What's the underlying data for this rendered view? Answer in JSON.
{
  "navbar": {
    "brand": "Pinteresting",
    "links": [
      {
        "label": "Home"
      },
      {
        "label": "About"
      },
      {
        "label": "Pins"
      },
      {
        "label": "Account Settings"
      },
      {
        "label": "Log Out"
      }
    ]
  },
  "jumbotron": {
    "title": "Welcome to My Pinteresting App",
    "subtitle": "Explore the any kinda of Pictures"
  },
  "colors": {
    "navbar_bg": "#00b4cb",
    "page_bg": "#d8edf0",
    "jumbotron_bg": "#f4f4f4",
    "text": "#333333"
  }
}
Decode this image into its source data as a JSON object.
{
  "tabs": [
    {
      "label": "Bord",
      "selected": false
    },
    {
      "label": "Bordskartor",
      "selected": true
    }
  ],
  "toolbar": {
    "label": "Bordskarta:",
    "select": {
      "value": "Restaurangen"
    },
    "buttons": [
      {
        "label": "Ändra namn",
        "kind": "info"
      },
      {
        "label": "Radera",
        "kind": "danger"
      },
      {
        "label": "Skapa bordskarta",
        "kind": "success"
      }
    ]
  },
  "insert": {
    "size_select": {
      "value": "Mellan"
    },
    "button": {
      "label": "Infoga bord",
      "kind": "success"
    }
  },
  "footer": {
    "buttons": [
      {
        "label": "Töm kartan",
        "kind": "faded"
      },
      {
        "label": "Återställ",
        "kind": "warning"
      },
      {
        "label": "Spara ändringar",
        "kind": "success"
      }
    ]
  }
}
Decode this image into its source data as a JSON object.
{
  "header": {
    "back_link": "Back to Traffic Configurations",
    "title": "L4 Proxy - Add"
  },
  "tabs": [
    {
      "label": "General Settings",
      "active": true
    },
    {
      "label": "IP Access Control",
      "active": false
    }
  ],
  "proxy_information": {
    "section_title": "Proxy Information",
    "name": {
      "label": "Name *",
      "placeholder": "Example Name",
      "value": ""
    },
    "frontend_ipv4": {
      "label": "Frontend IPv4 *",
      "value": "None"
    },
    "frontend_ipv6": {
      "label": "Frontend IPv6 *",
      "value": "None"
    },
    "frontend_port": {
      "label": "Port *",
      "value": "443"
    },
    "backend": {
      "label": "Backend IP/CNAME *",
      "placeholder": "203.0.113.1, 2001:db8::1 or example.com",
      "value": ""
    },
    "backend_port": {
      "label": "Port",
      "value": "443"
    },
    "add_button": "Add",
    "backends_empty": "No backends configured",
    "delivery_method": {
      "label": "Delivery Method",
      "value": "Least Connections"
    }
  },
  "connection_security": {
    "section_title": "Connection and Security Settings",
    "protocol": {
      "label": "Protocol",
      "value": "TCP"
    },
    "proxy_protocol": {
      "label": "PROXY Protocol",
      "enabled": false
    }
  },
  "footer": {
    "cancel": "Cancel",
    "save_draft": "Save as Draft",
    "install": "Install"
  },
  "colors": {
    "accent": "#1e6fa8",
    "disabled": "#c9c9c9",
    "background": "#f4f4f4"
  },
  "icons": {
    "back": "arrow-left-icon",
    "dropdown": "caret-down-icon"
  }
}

________________________

▶ _Given problem_
Write out the listing once more, matching it exactly.

▶ _Answer to this problem_
What's the underlying data for this rendered view? Answer in JSON.
{
  "navbar": {
    "brand": "Pinteresting",
    "links": [
      {
        "label": "Home"
      },
      {
        "label": "About"
      },
      {
        "label": "Pins"
      },
      {
        "label": "Account Settings"
      },
      {
        "label": "Log Out"
      }
    ]
  },
  "jumbotron": {
    "title": "Welcome to My Pinteresting App",
    "subtitle": "Explore the any kinda of Pictures"
  },
  "colors": {
    "navbar_bg": "#00b4cb",
    "page_bg": "#d8edf0",
    "jumbotron_bg": "#f4f4f4",
    "text": "#333333"
  }
}
Decode this image into its source data as a JSON object.
{
  "tabs": [
    {
      "label": "Bord",
      "selected": false
    },
    {
      "label": "Bordskartor",
      "selected": true
    }
  ],
  "toolbar": {
    "label": "Bordskarta:",
    "select": {
      "value": "Restaurangen"
    },
    "buttons": [
      {
        "label": "Ändra namn",
        "kind": "info"
      },
      {
        "label": "Radera",
        "kind": "danger"
      },
      {
        "label": "Skapa bordskarta",
        "kind": "success"
      }
    ]
  },
  "insert": {
    "size_select": {
      "value": "Mellan"
    },
    "button": {
      "label": "Infoga bord",
      "kind": "success"
    }
  },
  "footer": {
    "buttons": [
      {
        "label": "Töm kartan",
        "kind": "faded"
      },
      {
        "label": "Återställ",
        "kind": "warning"
      },
      {
        "label": "Spara ändringar",
        "kind": "success"
      }
    ]
  }
}
Decode this image into its source data as a JSON object.
{
  "header": {
    "back_link": "Back to Traffic Configurations",
    "title": "L4 Proxy - Add"
  },
  "tabs": [
    {
      "label": "General Settings",
      "active": true
    },
    {
      "label": "IP Access Control",
      "active": false
    }
  ],
  "proxy_information": {
    "section_title": "Proxy Information",
    "name": {
      "label": "Name *",
      "placeholder": "Example Name",
      "value": ""
    },
    "frontend_ipv4": {
      "label": "Frontend IPv4 *",
      "value": "None"
    },
    "frontend_ipv6": {
      "label": "Frontend IPv6 *",
      "value": "None"
    },
    "frontend_port": {
      "label": "Port *",
      "value": "443"
    },
    "backend": {
      "label": "Backend IP/CNAME *",
      "placeholder": "203.0.113.1, 2001:db8::1 or example.com",
      "value": ""
    },
    "backend_port": {
      "label": "Port",
      "value": "443"
    },
    "add_button": "Add",
    "backends_empty": "No backends configured",
    "delivery_method": {
      "label": "Delivery Method",
      "value": "Least Connections"
    }
  },
  "connection_security": {
    "section_title": "Connection and Security Settings",
    "protocol": {
      "label": "Protocol",
      "value": "TCP"
    },
    "proxy_protocol": {
      "label": "PROXY Protocol",
      "enabled": false
    }
  },
  "footer": {
    "cancel": "Cancel",
    "save_draft": "Save as Draft",
    "install": "Install"
  },
  "colors": {
    "accent": "#1e6fa8",
    "disabled": "#c9c9c9",
    "background": "#f4f4f4"
  },
  "icons": {
    "back": "arrow-left-icon",
    "dropdown": "caret-down-icon"
  }
}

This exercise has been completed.